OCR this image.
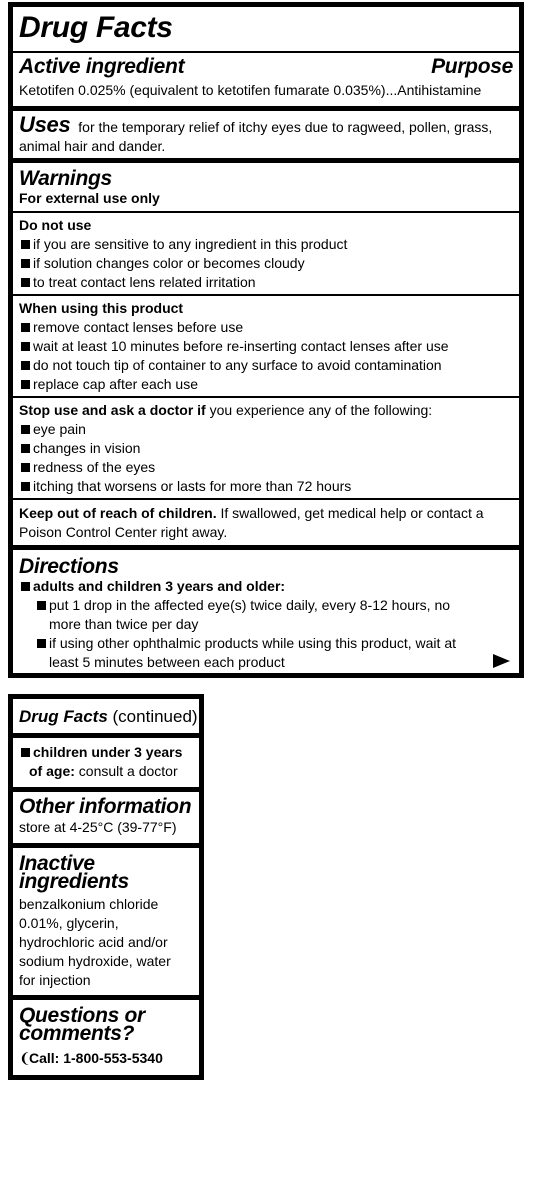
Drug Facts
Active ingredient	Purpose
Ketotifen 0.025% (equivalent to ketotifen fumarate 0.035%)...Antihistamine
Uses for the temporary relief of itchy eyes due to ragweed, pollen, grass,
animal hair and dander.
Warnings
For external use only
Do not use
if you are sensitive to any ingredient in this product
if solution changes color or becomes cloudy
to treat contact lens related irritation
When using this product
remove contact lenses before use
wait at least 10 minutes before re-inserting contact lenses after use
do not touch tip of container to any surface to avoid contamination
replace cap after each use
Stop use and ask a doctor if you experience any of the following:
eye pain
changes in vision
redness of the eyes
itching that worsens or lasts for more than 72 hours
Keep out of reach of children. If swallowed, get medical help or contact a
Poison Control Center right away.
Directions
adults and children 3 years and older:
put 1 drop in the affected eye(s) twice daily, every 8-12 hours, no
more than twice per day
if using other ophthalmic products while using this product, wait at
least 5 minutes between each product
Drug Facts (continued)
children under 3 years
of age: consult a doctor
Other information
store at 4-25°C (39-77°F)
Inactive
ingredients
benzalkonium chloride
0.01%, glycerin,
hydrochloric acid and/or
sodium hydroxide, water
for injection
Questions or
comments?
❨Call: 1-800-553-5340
═══
# What you should do
From the entries above, output every line exactly and omit any image.

# Written response
OCR this image.
Drug Facts
Active ingredient	Purpose
Ketotifen 0.025% (equivalent to ketotifen fumarate 0.035%)...Antihistamine
Uses for the temporary relief of itchy eyes due to ragweed, pollen, grass,
animal hair and dander.
Warnings
For external use only
Do not use
if you are sensitive to any ingredient in this product
if solution changes color or becomes cloudy
to treat contact lens related irritation
When using this product
remove contact lenses before use
wait at least 10 minutes before re-inserting contact lenses after use
do not touch tip of container to any surface to avoid contamination
replace cap after each use
Stop use and ask a doctor if you experience any of the following:
eye pain
changes in vision
redness of the eyes
itching that worsens or lasts for more than 72 hours
Keep out of reach of children. If swallowed, get medical help or contact a
Poison Control Center right away.
Directions
adults and children 3 years and older:
put 1 drop in the affected eye(s) twice daily, every 8-12 hours, no
more than twice per day
if using other ophthalmic products while using this product, wait at
least 5 minutes between each product
Drug Facts (continued)
children under 3 years
of age: consult a doctor
Other information
store at 4-25°C (39-77°F)
Inactive
ingredients
benzalkonium chloride
0.01%, glycerin,
hydrochloric acid and/or
sodium hydroxide, water
for injection
Questions or
comments?
❨Call: 1-800-553-5340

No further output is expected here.